-- begin RECORDS FOR PROCESSING --
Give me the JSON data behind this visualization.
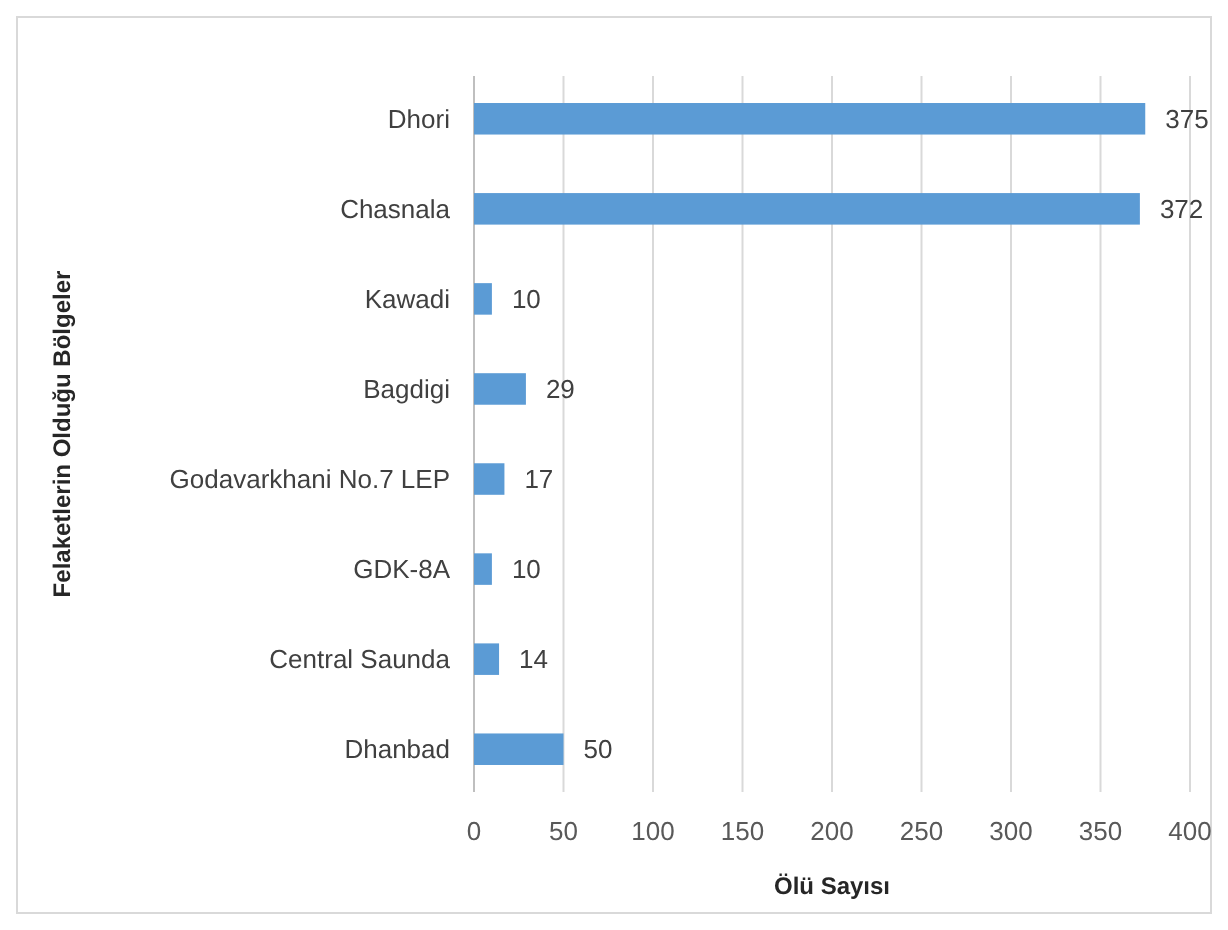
{
  "chart_data": {
    "type": "bar",
    "orientation": "horizontal",
    "xlabel": "Ölü Sayısı",
    "ylabel": "Felaketlerin Olduğu Bölgeler",
    "categories": [
      "Dhori",
      "Chasnala",
      "Kawadi",
      "Bagdigi",
      "Godavarkhani No.7 LEP",
      "GDK-8A",
      "Central Saunda",
      "Dhanbad"
    ],
    "values": [
      375,
      372,
      10,
      29,
      17,
      10,
      14,
      50
    ],
    "color": "#5b9bd5",
    "xlim": [
      0,
      400
    ],
    "xticks": [
      0,
      50,
      100,
      150,
      200,
      250,
      300,
      350,
      400
    ],
    "grid": "x",
    "data_labels": true
  }
}
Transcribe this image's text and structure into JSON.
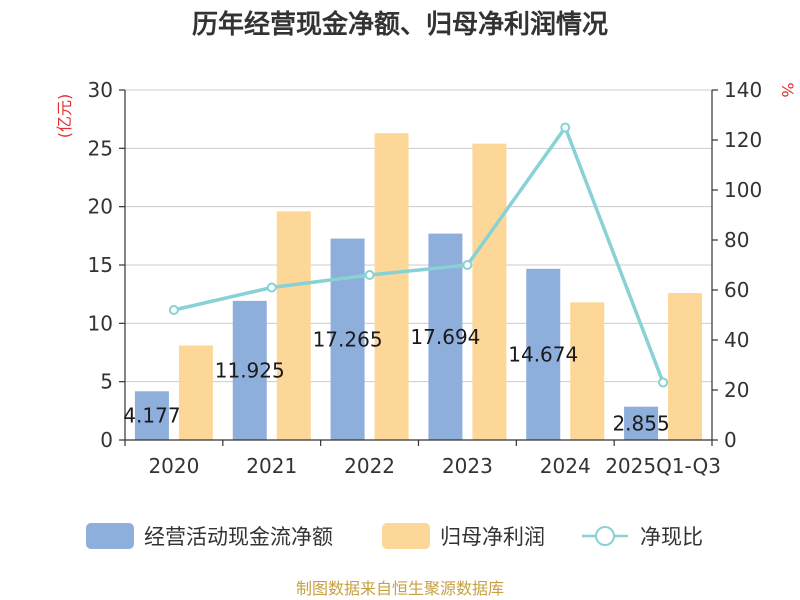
{
  "chart_data": {
    "type": "bar",
    "title": "历年经营现金净额、归母净利润情况",
    "categories": [
      "2020",
      "2021",
      "2022",
      "2023",
      "2024",
      "2025Q1-Q3"
    ],
    "series": [
      {
        "name": "经营活动现金流净额",
        "kind": "bar",
        "axis": "left",
        "color": "#8eaedb",
        "values": [
          4.177,
          11.925,
          17.265,
          17.694,
          14.674,
          2.855
        ],
        "labels": [
          "4.177",
          "11.925",
          "17.265",
          "17.694",
          "14.674",
          "2.855"
        ]
      },
      {
        "name": "归母净利润",
        "kind": "bar",
        "axis": "left",
        "color": "#fdd798",
        "values": [
          8.1,
          19.6,
          26.3,
          25.4,
          11.8,
          12.6
        ]
      },
      {
        "name": "净现比",
        "kind": "line",
        "axis": "right",
        "color": "#88d2d6",
        "values": [
          52,
          61,
          66,
          70,
          125,
          23
        ]
      }
    ],
    "y_left": {
      "label": "(亿元)",
      "min": 0,
      "max": 30,
      "ticks": [
        0,
        5,
        10,
        15,
        20,
        25,
        30
      ]
    },
    "y_right": {
      "label": "%",
      "min": 0,
      "max": 140,
      "ticks": [
        0,
        20,
        40,
        60,
        80,
        100,
        120,
        140
      ]
    },
    "grid": true,
    "legend_position": "bottom"
  },
  "colors": {
    "axis_unit": "#e03030",
    "source": "#c8a040",
    "grid": "#cccccc",
    "axis": "#333333"
  },
  "source_text": "制图数据来自恒生聚源数据库"
}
-- end RECORDS FOR PROCESSING --
**TASK TO COMPLETE**
Output, exactly, all the records above; include no pictures.

**FINISHED ANSWER**
Give me the JSON data behind this visualization.
{
  "chart_data": {
    "type": "bar",
    "orientation": "horizontal",
    "xlabel": "Ölü Sayısı",
    "ylabel": "Felaketlerin Olduğu Bölgeler",
    "categories": [
      "Dhori",
      "Chasnala",
      "Kawadi",
      "Bagdigi",
      "Godavarkhani No.7 LEP",
      "GDK-8A",
      "Central Saunda",
      "Dhanbad"
    ],
    "values": [
      375,
      372,
      10,
      29,
      17,
      10,
      14,
      50
    ],
    "color": "#5b9bd5",
    "xlim": [
      0,
      400
    ],
    "xticks": [
      0,
      50,
      100,
      150,
      200,
      250,
      300,
      350,
      400
    ],
    "grid": "x",
    "data_labels": true
  }
}
Transcribe this image's text and structure into JSON.
{
  "chart_data": {
    "type": "bar",
    "title": "历年经营现金净额、归母净利润情况",
    "categories": [
      "2020",
      "2021",
      "2022",
      "2023",
      "2024",
      "2025Q1-Q3"
    ],
    "series": [
      {
        "name": "经营活动现金流净额",
        "kind": "bar",
        "axis": "left",
        "color": "#8eaedb",
        "values": [
          4.177,
          11.925,
          17.265,
          17.694,
          14.674,
          2.855
        ],
        "labels": [
          "4.177",
          "11.925",
          "17.265",
          "17.694",
          "14.674",
          "2.855"
        ]
      },
      {
        "name": "归母净利润",
        "kind": "bar",
        "axis": "left",
        "color": "#fdd798",
        "values": [
          8.1,
          19.6,
          26.3,
          25.4,
          11.8,
          12.6
        ]
      },
      {
        "name": "净现比",
        "kind": "line",
        "axis": "right",
        "color": "#88d2d6",
        "values": [
          52,
          61,
          66,
          70,
          125,
          23
        ]
      }
    ],
    "y_left": {
      "label": "(亿元)",
      "min": 0,
      "max": 30,
      "ticks": [
        0,
        5,
        10,
        15,
        20,
        25,
        30
      ]
    },
    "y_right": {
      "label": "%",
      "min": 0,
      "max": 140,
      "ticks": [
        0,
        20,
        40,
        60,
        80,
        100,
        120,
        140
      ]
    },
    "grid": true,
    "legend_position": "bottom"
  },
  "colors": {
    "axis_unit": "#e03030",
    "source": "#c8a040",
    "grid": "#cccccc",
    "axis": "#333333"
  },
  "source_text": "制图数据来自恒生聚源数据库"
}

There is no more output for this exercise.